**GOAL:** Pull out every line of the listing below where "Excel" appears.

**ENTRIES SHOWN:**
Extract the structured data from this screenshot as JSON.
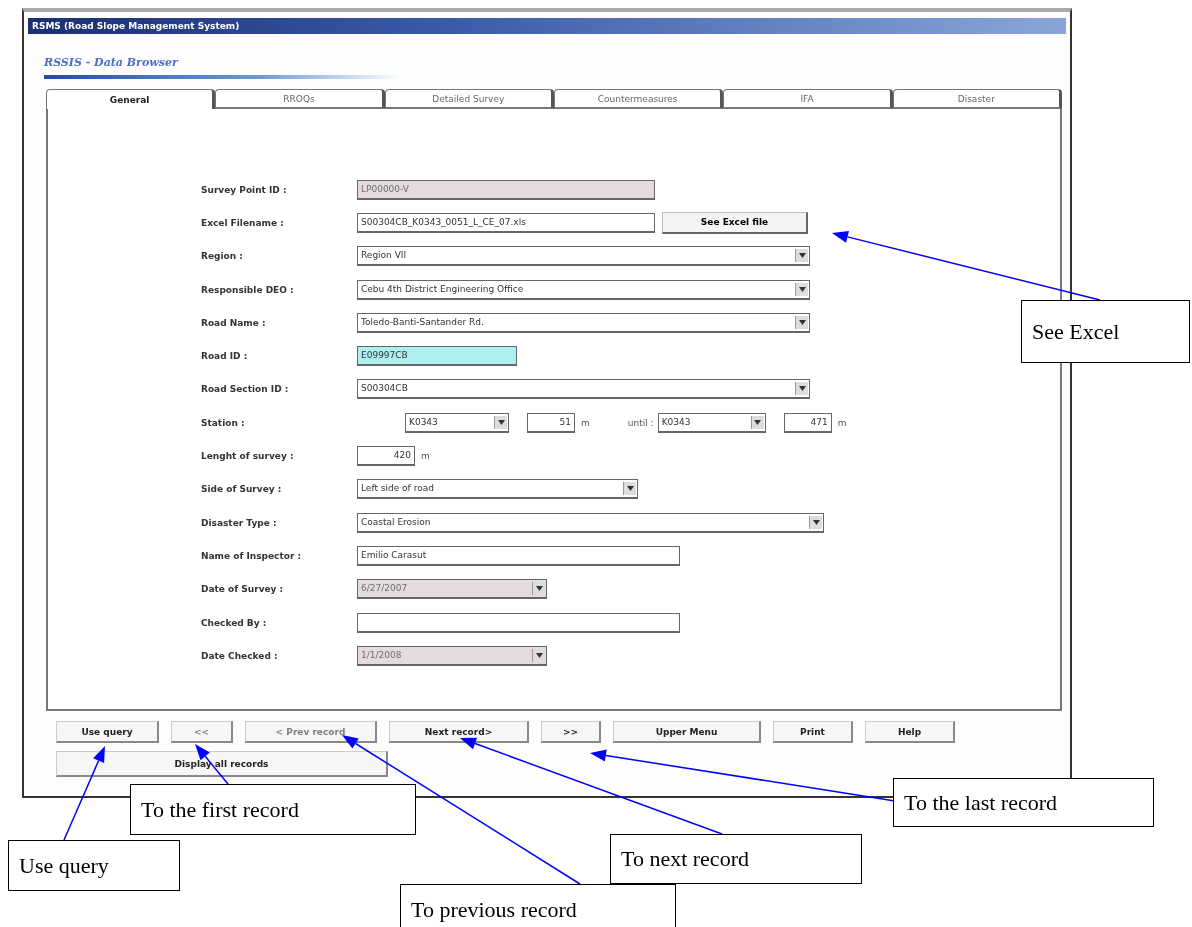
{
  "window": {
    "title": "RSMS (Road Slope Management System)"
  },
  "heading": "RSSIS - Data Browser",
  "tabs": [
    {
      "label": "General",
      "selected": true
    },
    {
      "label": "RROQs",
      "selected": false
    },
    {
      "label": "Detailed Survey",
      "selected": false
    },
    {
      "label": "Countermeasures",
      "selected": false
    },
    {
      "label": "IFA",
      "selected": false
    },
    {
      "label": "Disaster",
      "selected": false
    }
  ],
  "fields": [
    {
      "kind": "text",
      "label": "Survey Point ID :",
      "value": "LP00000-V",
      "disabled": true,
      "highlighted": false
    },
    {
      "kind": "file",
      "label": "Excel Filename :",
      "value": "S00304CB_K0343_0051_L_CE_07.xls",
      "button": "See Excel file"
    },
    {
      "kind": "select",
      "label": "Region :",
      "value": "Region VII"
    },
    {
      "kind": "select",
      "label": "Responsible DEO :",
      "value": "Cebu 4th District Engineering Office"
    },
    {
      "kind": "select",
      "label": "Road Name :",
      "value": "Toledo-Banti-Santander Rd."
    },
    {
      "kind": "text",
      "label": "Road ID :",
      "value": "E09997CB",
      "disabled": false,
      "highlighted": true
    },
    {
      "kind": "select",
      "label": "Road Section ID :",
      "value": "S00304CB"
    },
    {
      "kind": "station",
      "label": "Station :",
      "from_km": "K0343",
      "from_m": "51",
      "unit": "m",
      "until_label": "until :",
      "to_km": "K0343",
      "to_m": "471",
      "to_unit": "m"
    },
    {
      "kind": "number",
      "label": "Lenght of survey :",
      "value": "420",
      "unit": "m"
    },
    {
      "kind": "select",
      "label": "Side of Survey :",
      "value": "Left side of road"
    },
    {
      "kind": "select",
      "label": "Disaster Type :",
      "value": "Coastal Erosion"
    },
    {
      "kind": "text",
      "label": "Name of Inspector :",
      "value": "Emilio Carasut",
      "disabled": false,
      "highlighted": false
    },
    {
      "kind": "date",
      "label": "Date of Survey :",
      "value": "6/27/2007",
      "disabled": true
    },
    {
      "kind": "text",
      "label": "Checked By :",
      "disabled": false,
      "highlighted": false
    },
    {
      "kind": "date",
      "label": "Date Checked :",
      "value": "1/1/2008",
      "disabled": true
    }
  ],
  "buttons": [
    {
      "label": "Use query",
      "disabled": false
    },
    {
      "label": "<<",
      "disabled": true
    },
    {
      "label": "< Prev record",
      "disabled": true
    },
    {
      "label": "Next record>",
      "disabled": false
    },
    {
      "label": ">>",
      "disabled": false
    },
    {
      "label": "Upper Menu",
      "disabled": false
    },
    {
      "label": "Print",
      "disabled": false
    },
    {
      "label": "Help",
      "disabled": false
    }
  ],
  "display_all_button": {
    "label": "Display all records",
    "disabled": false
  },
  "annotations": [
    {
      "text": "See Excel"
    },
    {
      "text": "To the first record"
    },
    {
      "text": "Use query"
    },
    {
      "text": "To previous record"
    },
    {
      "text": "To next record"
    },
    {
      "text": "To the last record"
    }
  ]
}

**TASK RESULT:**
      "label": "Excel Filename :",
      "button": "See Excel file"
      "text": "See Excel"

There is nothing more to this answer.